_Written task_.
The records that follow must be repeated verbatim, every one of them.

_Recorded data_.
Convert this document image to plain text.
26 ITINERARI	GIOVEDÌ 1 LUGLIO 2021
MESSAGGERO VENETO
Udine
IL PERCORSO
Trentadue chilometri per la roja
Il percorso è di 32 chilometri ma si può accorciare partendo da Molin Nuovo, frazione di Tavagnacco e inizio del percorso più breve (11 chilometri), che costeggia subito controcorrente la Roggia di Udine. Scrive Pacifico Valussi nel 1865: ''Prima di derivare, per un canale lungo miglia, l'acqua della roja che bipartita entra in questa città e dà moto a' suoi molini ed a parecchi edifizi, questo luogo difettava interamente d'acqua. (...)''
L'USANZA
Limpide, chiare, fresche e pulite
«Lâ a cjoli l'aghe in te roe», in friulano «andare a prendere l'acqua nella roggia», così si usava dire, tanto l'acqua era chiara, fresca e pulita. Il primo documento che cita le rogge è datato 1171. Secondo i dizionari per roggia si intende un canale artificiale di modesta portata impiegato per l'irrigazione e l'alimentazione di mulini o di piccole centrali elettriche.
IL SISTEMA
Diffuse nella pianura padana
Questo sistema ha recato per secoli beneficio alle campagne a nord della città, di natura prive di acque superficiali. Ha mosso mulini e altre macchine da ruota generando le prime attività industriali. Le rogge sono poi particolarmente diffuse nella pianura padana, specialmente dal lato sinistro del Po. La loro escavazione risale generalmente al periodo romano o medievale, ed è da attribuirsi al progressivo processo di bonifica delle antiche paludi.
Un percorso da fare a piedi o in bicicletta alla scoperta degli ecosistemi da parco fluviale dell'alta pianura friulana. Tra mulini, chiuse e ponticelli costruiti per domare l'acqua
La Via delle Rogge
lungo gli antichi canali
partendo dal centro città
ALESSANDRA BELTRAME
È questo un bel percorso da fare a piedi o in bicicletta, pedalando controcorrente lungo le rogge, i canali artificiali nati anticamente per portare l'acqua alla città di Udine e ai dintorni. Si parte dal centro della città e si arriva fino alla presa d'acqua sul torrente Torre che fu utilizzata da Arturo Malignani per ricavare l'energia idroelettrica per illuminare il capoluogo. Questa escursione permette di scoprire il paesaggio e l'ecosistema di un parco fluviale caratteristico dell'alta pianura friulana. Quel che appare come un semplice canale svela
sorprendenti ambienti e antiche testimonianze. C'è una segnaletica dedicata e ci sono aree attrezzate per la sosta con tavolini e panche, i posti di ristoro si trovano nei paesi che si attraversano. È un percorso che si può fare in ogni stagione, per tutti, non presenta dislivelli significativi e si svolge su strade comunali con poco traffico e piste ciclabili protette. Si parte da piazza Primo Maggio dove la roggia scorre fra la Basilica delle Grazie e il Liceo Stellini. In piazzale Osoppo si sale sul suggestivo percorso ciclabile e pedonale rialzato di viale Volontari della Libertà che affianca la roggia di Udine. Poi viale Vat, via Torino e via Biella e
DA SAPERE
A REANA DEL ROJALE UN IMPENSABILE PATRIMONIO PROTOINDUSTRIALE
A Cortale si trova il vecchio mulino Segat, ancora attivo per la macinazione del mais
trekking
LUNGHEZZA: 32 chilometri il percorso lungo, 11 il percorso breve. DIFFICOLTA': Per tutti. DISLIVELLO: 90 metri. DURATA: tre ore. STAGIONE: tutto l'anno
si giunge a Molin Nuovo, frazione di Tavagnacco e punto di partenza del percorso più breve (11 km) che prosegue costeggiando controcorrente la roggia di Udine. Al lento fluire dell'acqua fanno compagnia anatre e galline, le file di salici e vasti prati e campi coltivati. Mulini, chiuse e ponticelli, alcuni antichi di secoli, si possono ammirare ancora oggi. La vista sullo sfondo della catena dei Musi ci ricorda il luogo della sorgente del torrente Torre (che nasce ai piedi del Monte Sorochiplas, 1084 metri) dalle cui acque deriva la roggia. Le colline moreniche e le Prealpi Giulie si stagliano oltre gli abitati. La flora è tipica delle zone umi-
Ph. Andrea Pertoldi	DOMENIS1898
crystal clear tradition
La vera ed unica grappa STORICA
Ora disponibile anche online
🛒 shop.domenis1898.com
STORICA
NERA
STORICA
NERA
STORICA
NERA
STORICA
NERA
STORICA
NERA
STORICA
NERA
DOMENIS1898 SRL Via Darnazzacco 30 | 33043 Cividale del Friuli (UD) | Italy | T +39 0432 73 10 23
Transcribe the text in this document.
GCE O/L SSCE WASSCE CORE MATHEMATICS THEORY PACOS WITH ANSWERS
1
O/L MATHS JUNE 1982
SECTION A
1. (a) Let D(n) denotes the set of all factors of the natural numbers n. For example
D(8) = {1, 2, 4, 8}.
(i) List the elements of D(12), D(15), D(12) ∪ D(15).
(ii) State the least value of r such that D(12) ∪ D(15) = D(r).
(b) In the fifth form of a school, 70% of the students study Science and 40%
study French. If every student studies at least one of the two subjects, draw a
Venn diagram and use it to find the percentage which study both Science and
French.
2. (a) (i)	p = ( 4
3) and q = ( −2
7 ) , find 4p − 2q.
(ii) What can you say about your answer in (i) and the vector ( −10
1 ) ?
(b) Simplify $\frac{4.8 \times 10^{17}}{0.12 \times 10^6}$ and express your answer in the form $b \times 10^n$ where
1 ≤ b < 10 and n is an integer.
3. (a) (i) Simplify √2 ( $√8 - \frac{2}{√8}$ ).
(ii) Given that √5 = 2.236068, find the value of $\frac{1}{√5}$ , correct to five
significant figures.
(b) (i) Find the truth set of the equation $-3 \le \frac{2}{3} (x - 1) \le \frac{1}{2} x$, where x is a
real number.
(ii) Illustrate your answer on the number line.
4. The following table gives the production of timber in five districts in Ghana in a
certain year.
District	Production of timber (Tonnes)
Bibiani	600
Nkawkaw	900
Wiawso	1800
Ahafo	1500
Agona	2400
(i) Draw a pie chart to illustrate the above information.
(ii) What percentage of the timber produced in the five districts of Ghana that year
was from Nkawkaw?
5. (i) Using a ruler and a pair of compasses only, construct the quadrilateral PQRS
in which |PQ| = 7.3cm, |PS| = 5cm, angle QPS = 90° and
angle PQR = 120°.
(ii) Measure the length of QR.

_The result_.
Convert this document image to plain text.
26 ITINERARI	GIOVEDÌ 1 LUGLIO 2021
MESSAGGERO VENETO
Udine
IL PERCORSO
Trentadue chilometri per la roja
Il percorso è di 32 chilometri ma si può accorciare partendo da Molin Nuovo, frazione di Tavagnacco e inizio del percorso più breve (11 chilometri), che costeggia subito controcorrente la Roggia di Udine. Scrive Pacifico Valussi nel 1865: ''Prima di derivare, per un canale lungo miglia, l'acqua della roja che bipartita entra in questa città e dà moto a' suoi molini ed a parecchi edifizi, questo luogo difettava interamente d'acqua. (...)''
L'USANZA
Limpide, chiare, fresche e pulite
«Lâ a cjoli l'aghe in te roe», in friulano «andare a prendere l'acqua nella roggia», così si usava dire, tanto l'acqua era chiara, fresca e pulita. Il primo documento che cita le rogge è datato 1171. Secondo i dizionari per roggia si intende un canale artificiale di modesta portata impiegato per l'irrigazione e l'alimentazione di mulini o di piccole centrali elettriche.
IL SISTEMA
Diffuse nella pianura padana
Questo sistema ha recato per secoli beneficio alle campagne a nord della città, di natura prive di acque superficiali. Ha mosso mulini e altre macchine da ruota generando le prime attività industriali. Le rogge sono poi particolarmente diffuse nella pianura padana, specialmente dal lato sinistro del Po. La loro escavazione risale generalmente al periodo romano o medievale, ed è da attribuirsi al progressivo processo di bonifica delle antiche paludi.
Un percorso da fare a piedi o in bicicletta alla scoperta degli ecosistemi da parco fluviale dell'alta pianura friulana. Tra mulini, chiuse e ponticelli costruiti per domare l'acqua
La Via delle Rogge
lungo gli antichi canali
partendo dal centro città
ALESSANDRA BELTRAME
È questo un bel percorso da fare a piedi o in bicicletta, pedalando controcorrente lungo le rogge, i canali artificiali nati anticamente per portare l'acqua alla città di Udine e ai dintorni. Si parte dal centro della città e si arriva fino alla presa d'acqua sul torrente Torre che fu utilizzata da Arturo Malignani per ricavare l'energia idroelettrica per illuminare il capoluogo. Questa escursione permette di scoprire il paesaggio e l'ecosistema di un parco fluviale caratteristico dell'alta pianura friulana. Quel che appare come un semplice canale svela
sorprendenti ambienti e antiche testimonianze. C'è una segnaletica dedicata e ci sono aree attrezzate per la sosta con tavolini e panche, i posti di ristoro si trovano nei paesi che si attraversano. È un percorso che si può fare in ogni stagione, per tutti, non presenta dislivelli significativi e si svolge su strade comunali con poco traffico e piste ciclabili protette. Si parte da piazza Primo Maggio dove la roggia scorre fra la Basilica delle Grazie e il Liceo Stellini. In piazzale Osoppo si sale sul suggestivo percorso ciclabile e pedonale rialzato di viale Volontari della Libertà che affianca la roggia di Udine. Poi viale Vat, via Torino e via Biella e
DA SAPERE
A REANA DEL ROJALE UN IMPENSABILE PATRIMONIO PROTOINDUSTRIALE
A Cortale si trova il vecchio mulino Segat, ancora attivo per la macinazione del mais
trekking
LUNGHEZZA: 32 chilometri il percorso lungo, 11 il percorso breve. DIFFICOLTA': Per tutti. DISLIVELLO: 90 metri. DURATA: tre ore. STAGIONE: tutto l'anno
si giunge a Molin Nuovo, frazione di Tavagnacco e punto di partenza del percorso più breve (11 km) che prosegue costeggiando controcorrente la roggia di Udine. Al lento fluire dell'acqua fanno compagnia anatre e galline, le file di salici e vasti prati e campi coltivati. Mulini, chiuse e ponticelli, alcuni antichi di secoli, si possono ammirare ancora oggi. La vista sullo sfondo della catena dei Musi ci ricorda il luogo della sorgente del torrente Torre (che nasce ai piedi del Monte Sorochiplas, 1084 metri) dalle cui acque deriva la roggia. Le colline moreniche e le Prealpi Giulie si stagliano oltre gli abitati. La flora è tipica delle zone umi-
Ph. Andrea Pertoldi	DOMENIS1898
crystal clear tradition
La vera ed unica grappa STORICA
Ora disponibile anche online
🛒 shop.domenis1898.com
STORICA
NERA
STORICA
NERA
STORICA
NERA
STORICA
NERA
STORICA
NERA
STORICA
NERA
DOMENIS1898 SRL Via Darnazzacco 30 | 33043 Cividale del Friuli (UD) | Italy | T +39 0432 73 10 23
Transcribe the text in this document.
GCE O/L SSCE WASSCE CORE MATHEMATICS THEORY PACOS WITH ANSWERS
1
O/L MATHS JUNE 1982
SECTION A
1. (a) Let D(n) denotes the set of all factors of the natural numbers n. For example
D(8) = {1, 2, 4, 8}.
(i) List the elements of D(12), D(15), D(12) ∪ D(15).
(ii) State the least value of r such that D(12) ∪ D(15) = D(r).
(b) In the fifth form of a school, 70% of the students study Science and 40%
study French. If every student studies at least one of the two subjects, draw a
Venn diagram and use it to find the percentage which study both Science and
French.
2. (a) (i)	p = ( 4
3) and q = ( −2
7 ) , find 4p − 2q.
(ii) What can you say about your answer in (i) and the vector ( −10
1 ) ?
(b) Simplify $\frac{4.8 \times 10^{17}}{0.12 \times 10^6}$ and express your answer in the form $b \times 10^n$ where
1 ≤ b < 10 and n is an integer.
3. (a) (i) Simplify √2 ( $√8 - \frac{2}{√8}$ ).
(ii) Given that √5 = 2.236068, find the value of $\frac{1}{√5}$ , correct to five
significant figures.
(b) (i) Find the truth set of the equation $-3 \le \frac{2}{3} (x - 1) \le \frac{1}{2} x$, where x is a
real number.
(ii) Illustrate your answer on the number line.
4. The following table gives the production of timber in five districts in Ghana in a
certain year.
District	Production of timber (Tonnes)
Bibiani	600
Nkawkaw	900
Wiawso	1800
Ahafo	1500
Agona	2400
(i) Draw a pie chart to illustrate the above information.
(ii) What percentage of the timber produced in the five districts of Ghana that year
was from Nkawkaw?
5. (i) Using a ruler and a pair of compasses only, construct the quadrilateral PQRS
in which |PQ| = 7.3cm, |PS| = 5cm, angle QPS = 90° and
angle PQR = 120°.
(ii) Measure the length of QR.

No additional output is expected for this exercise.